STATED GOAL: Exactly as written, please set down all of the entries again, with no pictures.

** START OF THE RECORDS **

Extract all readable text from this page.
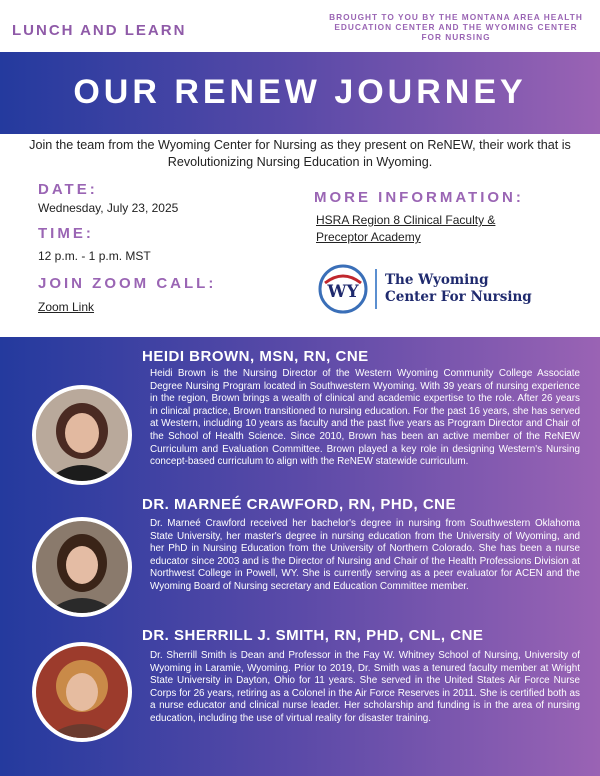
LUNCH AND LEARN
BROUGHT TO YOU BY THE MONTANA AREA HEALTH EDUCATION CENTER AND THE WYOMING CENTER FOR NURSING
OUR RENEW JOURNEY
Join the team from the Wyoming Center for Nursing as they present on ReNEW, their work that is Revolutionizing Nursing Education in Wyoming.
DATE:
Wednesday, July 23, 2025
TIME:
12 p.m. - 1 p.m. MST
JOIN ZOOM CALL:
Zoom Link
MORE INFORMATION:
HSRA Region 8 Clinical Faculty &
Preceptor Academy
WY
The Wyoming
Center For Nursing
HEIDI BROWN, MSN, RN, CNE
Heidi Brown is the Nursing Director of the Western Wyoming Community College Associate Degree Nursing Program located in Southwestern Wyoming. With 39 years of nursing experience in the region, Brown brings a wealth of clinical and academic expertise to the role. After 26 years in clinical practice, Brown transitioned to nursing education. For the past 16 years, she has served at Western, including 10 years as faculty and the past five years as Program Director and Chair of the School of Health Science. Since 2010, Brown has been an active member of the ReNEW Curriculum and Evaluation Committee. Brown played a key role in designing Western's Nursing concept-based curriculum to align with the ReNEW statewide curriculum.
DR. MARNEÉ CRAWFORD, RN, PHD, CNE
Dr. Marneé Crawford received her bachelor's degree in nursing from Southwestern Oklahoma State University, her master's degree in nursing education from the University of Wyoming, and her PhD in Nursing Education from the University of Northern Colorado. She has been a nurse educator since 2003 and is the Director of Nursing and Chair of the Health Professions Division at Northwest College in Powell, WY. She is currently serving as a peer evaluator for ACEN and the Wyoming Board of Nursing secretary and Education Committee member.
DR. SHERRILL J. SMITH, RN, PHD, CNL, CNE
Dr. Sherrill Smith is Dean and Professor in the Fay W. Whitney School of Nursing, University of Wyoming in Laramie, Wyoming. Prior to 2019, Dr. Smith was a tenured faculty member at Wright State University in Dayton, Ohio for 11 years. She served in the United States Air Force Nurse Corps for 26 years, retiring as a Colonel in the Air Force Reserves in 2011. She is certified both as a nurse educator and clinical nurse leader. Her scholarship and funding is in the area of nursing education, including the use of virtual reality for disaster training.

** END OF THE RECORDS **

EXERCISE RESULT:
Extract all readable text from this page.
LUNCH AND LEARN
BROUGHT TO YOU BY THE MONTANA AREA HEALTH EDUCATION CENTER AND THE WYOMING CENTER FOR NURSING
OUR RENEW JOURNEY
Join the team from the Wyoming Center for Nursing as they present on ReNEW, their work that is Revolutionizing Nursing Education in Wyoming.
DATE:
Wednesday, July 23, 2025
TIME:
12 p.m. - 1 p.m. MST
JOIN ZOOM CALL:
Zoom Link
MORE INFORMATION:
HSRA Region 8 Clinical Faculty &
Preceptor Academy
WY
The Wyoming
Center For Nursing
HEIDI BROWN, MSN, RN, CNE
Heidi Brown is the Nursing Director of the Western Wyoming Community College Associate Degree Nursing Program located in Southwestern Wyoming. With 39 years of nursing experience in the region, Brown brings a wealth of clinical and academic expertise to the role. After 26 years in clinical practice, Brown transitioned to nursing education. For the past 16 years, she has served at Western, including 10 years as faculty and the past five years as Program Director and Chair of the School of Health Science. Since 2010, Brown has been an active member of the ReNEW Curriculum and Evaluation Committee. Brown played a key role in designing Western's Nursing concept-based curriculum to align with the ReNEW statewide curriculum.
DR. MARNEÉ CRAWFORD, RN, PHD, CNE
Dr. Marneé Crawford received her bachelor's degree in nursing from Southwestern Oklahoma State University, her master's degree in nursing education from the University of Wyoming, and her PhD in Nursing Education from the University of Northern Colorado. She has been a nurse educator since 2003 and is the Director of Nursing and Chair of the Health Professions Division at Northwest College in Powell, WY. She is currently serving as a peer evaluator for ACEN and the Wyoming Board of Nursing secretary and Education Committee member.
DR. SHERRILL J. SMITH, RN, PHD, CNL, CNE
Dr. Sherrill Smith is Dean and Professor in the Fay W. Whitney School of Nursing, University of Wyoming in Laramie, Wyoming. Prior to 2019, Dr. Smith was a tenured faculty member at Wright State University in Dayton, Ohio for 11 years. She served in the United States Air Force Nurse Corps for 26 years, retiring as a Colonel in the Air Force Reserves in 2011. She is certified both as a nurse educator and clinical nurse leader. Her scholarship and funding is in the area of nursing education, including the use of virtual reality for disaster training.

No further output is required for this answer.